Print the records below word for word, but leave out the pictures.

--*--

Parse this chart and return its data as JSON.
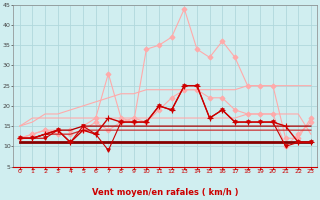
{
  "background_color": "#d0eef0",
  "grid_color": "#b0d8dc",
  "xlabel": "Vent moyen/en rafales ( km/h )",
  "xlabel_color": "#cc0000",
  "xlabel_fontsize": 6,
  "xtick_color": "#cc0000",
  "ytick_color": "#444444",
  "xlim": [
    -0.5,
    23.5
  ],
  "ylim": [
    5,
    45
  ],
  "yticks": [
    5,
    10,
    15,
    20,
    25,
    30,
    35,
    40,
    45
  ],
  "xticks": [
    0,
    1,
    2,
    3,
    4,
    5,
    6,
    7,
    8,
    9,
    10,
    11,
    12,
    13,
    14,
    15,
    16,
    17,
    18,
    19,
    20,
    21,
    22,
    23
  ],
  "lines": [
    {
      "x": [
        0,
        1,
        2,
        3,
        4,
        5,
        6,
        7,
        8,
        9,
        10,
        11,
        12,
        13,
        14,
        15,
        16,
        17,
        18,
        19,
        20,
        21,
        22,
        23
      ],
      "y": [
        12,
        13,
        14,
        14,
        14,
        15,
        17,
        28,
        17,
        16,
        34,
        35,
        37,
        44,
        34,
        32,
        36,
        32,
        25,
        25,
        25,
        12,
        12,
        17
      ],
      "color": "#ffaaaa",
      "lw": 0.8,
      "marker": "D",
      "ms": 2.5,
      "zorder": 2
    },
    {
      "x": [
        0,
        1,
        2,
        3,
        4,
        5,
        6,
        7,
        8,
        9,
        10,
        11,
        12,
        13,
        14,
        15,
        16,
        17,
        18,
        19,
        20,
        21,
        22,
        23
      ],
      "y": [
        15,
        16,
        18,
        18,
        19,
        20,
        21,
        22,
        23,
        23,
        24,
        24,
        24,
        24,
        24,
        24,
        24,
        24,
        25,
        25,
        25,
        25,
        25,
        25
      ],
      "color": "#ffaaaa",
      "lw": 0.8,
      "marker": null,
      "ms": 0,
      "zorder": 2
    },
    {
      "x": [
        0,
        1,
        2,
        3,
        4,
        5,
        6,
        7,
        8,
        9,
        10,
        11,
        12,
        13,
        14,
        15,
        16,
        17,
        18,
        19,
        20,
        21,
        22,
        23
      ],
      "y": [
        15,
        17,
        17,
        17,
        17,
        17,
        17,
        17,
        17,
        17,
        17,
        17,
        17,
        17,
        17,
        17,
        17,
        17,
        18,
        18,
        18,
        18,
        18,
        13
      ],
      "color": "#ffaaaa",
      "lw": 0.8,
      "marker": null,
      "ms": 0,
      "zorder": 2
    },
    {
      "x": [
        0,
        1,
        2,
        3,
        4,
        5,
        6,
        7,
        8,
        9,
        10,
        11,
        12,
        13,
        14,
        15,
        16,
        17,
        18,
        19,
        20,
        21,
        22,
        23
      ],
      "y": [
        12,
        13,
        14,
        13,
        13,
        14,
        16,
        14,
        16,
        17,
        16,
        19,
        22,
        24,
        24,
        22,
        22,
        19,
        18,
        18,
        18,
        10,
        13,
        16
      ],
      "color": "#ffaaaa",
      "lw": 0.8,
      "marker": "D",
      "ms": 2.5,
      "zorder": 2
    },
    {
      "x": [
        0,
        1,
        2,
        3,
        4,
        5,
        6,
        7,
        8,
        9,
        10,
        11,
        12,
        13,
        14,
        15,
        16,
        17,
        18,
        19,
        20,
        21,
        22,
        23
      ],
      "y": [
        11,
        11,
        11,
        11,
        11,
        11,
        11,
        11,
        11,
        11,
        11,
        11,
        11,
        11,
        11,
        11,
        11,
        11,
        11,
        11,
        11,
        11,
        11,
        11
      ],
      "color": "#880000",
      "lw": 2.0,
      "marker": null,
      "ms": 0,
      "zorder": 3
    },
    {
      "x": [
        0,
        1,
        2,
        3,
        4,
        5,
        6,
        7,
        8,
        9,
        10,
        11,
        12,
        13,
        14,
        15,
        16,
        17,
        18,
        19,
        20,
        21,
        22,
        23
      ],
      "y": [
        12,
        12,
        13,
        13,
        13,
        14,
        14,
        14,
        14,
        14,
        14,
        14,
        14,
        14,
        14,
        14,
        14,
        14,
        14,
        14,
        14,
        14,
        14,
        14
      ],
      "color": "#cc3333",
      "lw": 0.9,
      "marker": null,
      "ms": 0,
      "zorder": 3
    },
    {
      "x": [
        0,
        1,
        2,
        3,
        4,
        5,
        6,
        7,
        8,
        9,
        10,
        11,
        12,
        13,
        14,
        15,
        16,
        17,
        18,
        19,
        20,
        21,
        22,
        23
      ],
      "y": [
        12,
        12,
        13,
        14,
        14,
        15,
        15,
        15,
        15,
        15,
        15,
        15,
        15,
        15,
        15,
        15,
        15,
        15,
        15,
        15,
        15,
        15,
        15,
        15
      ],
      "color": "#aa0000",
      "lw": 0.9,
      "marker": null,
      "ms": 0,
      "zorder": 3
    },
    {
      "x": [
        0,
        1,
        2,
        3,
        4,
        5,
        6,
        7,
        8,
        9,
        10,
        11,
        12,
        13,
        14,
        15,
        16,
        17,
        18,
        19,
        20,
        21,
        22,
        23
      ],
      "y": [
        12,
        12,
        13,
        14,
        11,
        14,
        13,
        17,
        16,
        16,
        16,
        20,
        19,
        25,
        25,
        17,
        19,
        16,
        16,
        16,
        16,
        15,
        11,
        11
      ],
      "color": "#cc0000",
      "lw": 1.0,
      "marker": "+",
      "ms": 4,
      "zorder": 5
    },
    {
      "x": [
        0,
        1,
        2,
        3,
        4,
        5,
        6,
        7,
        8,
        9,
        10,
        11,
        12,
        13,
        14,
        15,
        16,
        17,
        18,
        19,
        20,
        21,
        22,
        23
      ],
      "y": [
        12,
        12,
        12,
        14,
        11,
        15,
        13,
        9,
        16,
        16,
        16,
        20,
        19,
        25,
        25,
        17,
        19,
        16,
        16,
        16,
        16,
        10,
        11,
        11
      ],
      "color": "#cc0000",
      "lw": 0.8,
      "marker": "v",
      "ms": 2.5,
      "zorder": 5
    }
  ]
}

--*--

* [Answer to this exercise]
Parse this chart and return its data as JSON.
{
  "background_color": "#d0eef0",
  "grid_color": "#b0d8dc",
  "xlabel": "Vent moyen/en rafales ( km/h )",
  "xlabel_color": "#cc0000",
  "xlabel_fontsize": 6,
  "xtick_color": "#cc0000",
  "ytick_color": "#444444",
  "xlim": [
    -0.5,
    23.5
  ],
  "ylim": [
    5,
    45
  ],
  "yticks": [
    5,
    10,
    15,
    20,
    25,
    30,
    35,
    40,
    45
  ],
  "xticks": [
    0,
    1,
    2,
    3,
    4,
    5,
    6,
    7,
    8,
    9,
    10,
    11,
    12,
    13,
    14,
    15,
    16,
    17,
    18,
    19,
    20,
    21,
    22,
    23
  ],
  "lines": [
    {
      "x": [
        0,
        1,
        2,
        3,
        4,
        5,
        6,
        7,
        8,
        9,
        10,
        11,
        12,
        13,
        14,
        15,
        16,
        17,
        18,
        19,
        20,
        21,
        22,
        23
      ],
      "y": [
        12,
        13,
        14,
        14,
        14,
        15,
        17,
        28,
        17,
        16,
        34,
        35,
        37,
        44,
        34,
        32,
        36,
        32,
        25,
        25,
        25,
        12,
        12,
        17
      ],
      "color": "#ffaaaa",
      "lw": 0.8,
      "marker": "D",
      "ms": 2.5,
      "zorder": 2
    },
    {
      "x": [
        0,
        1,
        2,
        3,
        4,
        5,
        6,
        7,
        8,
        9,
        10,
        11,
        12,
        13,
        14,
        15,
        16,
        17,
        18,
        19,
        20,
        21,
        22,
        23
      ],
      "y": [
        15,
        16,
        18,
        18,
        19,
        20,
        21,
        22,
        23,
        23,
        24,
        24,
        24,
        24,
        24,
        24,
        24,
        24,
        25,
        25,
        25,
        25,
        25,
        25
      ],
      "color": "#ffaaaa",
      "lw": 0.8,
      "marker": null,
      "ms": 0,
      "zorder": 2
    },
    {
      "x": [
        0,
        1,
        2,
        3,
        4,
        5,
        6,
        7,
        8,
        9,
        10,
        11,
        12,
        13,
        14,
        15,
        16,
        17,
        18,
        19,
        20,
        21,
        22,
        23
      ],
      "y": [
        15,
        17,
        17,
        17,
        17,
        17,
        17,
        17,
        17,
        17,
        17,
        17,
        17,
        17,
        17,
        17,
        17,
        17,
        18,
        18,
        18,
        18,
        18,
        13
      ],
      "color": "#ffaaaa",
      "lw": 0.8,
      "marker": null,
      "ms": 0,
      "zorder": 2
    },
    {
      "x": [
        0,
        1,
        2,
        3,
        4,
        5,
        6,
        7,
        8,
        9,
        10,
        11,
        12,
        13,
        14,
        15,
        16,
        17,
        18,
        19,
        20,
        21,
        22,
        23
      ],
      "y": [
        12,
        13,
        14,
        13,
        13,
        14,
        16,
        14,
        16,
        17,
        16,
        19,
        22,
        24,
        24,
        22,
        22,
        19,
        18,
        18,
        18,
        10,
        13,
        16
      ],
      "color": "#ffaaaa",
      "lw": 0.8,
      "marker": "D",
      "ms": 2.5,
      "zorder": 2
    },
    {
      "x": [
        0,
        1,
        2,
        3,
        4,
        5,
        6,
        7,
        8,
        9,
        10,
        11,
        12,
        13,
        14,
        15,
        16,
        17,
        18,
        19,
        20,
        21,
        22,
        23
      ],
      "y": [
        11,
        11,
        11,
        11,
        11,
        11,
        11,
        11,
        11,
        11,
        11,
        11,
        11,
        11,
        11,
        11,
        11,
        11,
        11,
        11,
        11,
        11,
        11,
        11
      ],
      "color": "#880000",
      "lw": 2.0,
      "marker": null,
      "ms": 0,
      "zorder": 3
    },
    {
      "x": [
        0,
        1,
        2,
        3,
        4,
        5,
        6,
        7,
        8,
        9,
        10,
        11,
        12,
        13,
        14,
        15,
        16,
        17,
        18,
        19,
        20,
        21,
        22,
        23
      ],
      "y": [
        12,
        12,
        13,
        13,
        13,
        14,
        14,
        14,
        14,
        14,
        14,
        14,
        14,
        14,
        14,
        14,
        14,
        14,
        14,
        14,
        14,
        14,
        14,
        14
      ],
      "color": "#cc3333",
      "lw": 0.9,
      "marker": null,
      "ms": 0,
      "zorder": 3
    },
    {
      "x": [
        0,
        1,
        2,
        3,
        4,
        5,
        6,
        7,
        8,
        9,
        10,
        11,
        12,
        13,
        14,
        15,
        16,
        17,
        18,
        19,
        20,
        21,
        22,
        23
      ],
      "y": [
        12,
        12,
        13,
        14,
        14,
        15,
        15,
        15,
        15,
        15,
        15,
        15,
        15,
        15,
        15,
        15,
        15,
        15,
        15,
        15,
        15,
        15,
        15,
        15
      ],
      "color": "#aa0000",
      "lw": 0.9,
      "marker": null,
      "ms": 0,
      "zorder": 3
    },
    {
      "x": [
        0,
        1,
        2,
        3,
        4,
        5,
        6,
        7,
        8,
        9,
        10,
        11,
        12,
        13,
        14,
        15,
        16,
        17,
        18,
        19,
        20,
        21,
        22,
        23
      ],
      "y": [
        12,
        12,
        13,
        14,
        11,
        14,
        13,
        17,
        16,
        16,
        16,
        20,
        19,
        25,
        25,
        17,
        19,
        16,
        16,
        16,
        16,
        15,
        11,
        11
      ],
      "color": "#cc0000",
      "lw": 1.0,
      "marker": "+",
      "ms": 4,
      "zorder": 5
    },
    {
      "x": [
        0,
        1,
        2,
        3,
        4,
        5,
        6,
        7,
        8,
        9,
        10,
        11,
        12,
        13,
        14,
        15,
        16,
        17,
        18,
        19,
        20,
        21,
        22,
        23
      ],
      "y": [
        12,
        12,
        12,
        14,
        11,
        15,
        13,
        9,
        16,
        16,
        16,
        20,
        19,
        25,
        25,
        17,
        19,
        16,
        16,
        16,
        16,
        10,
        11,
        11
      ],
      "color": "#cc0000",
      "lw": 0.8,
      "marker": "v",
      "ms": 2.5,
      "zorder": 5
    }
  ]
}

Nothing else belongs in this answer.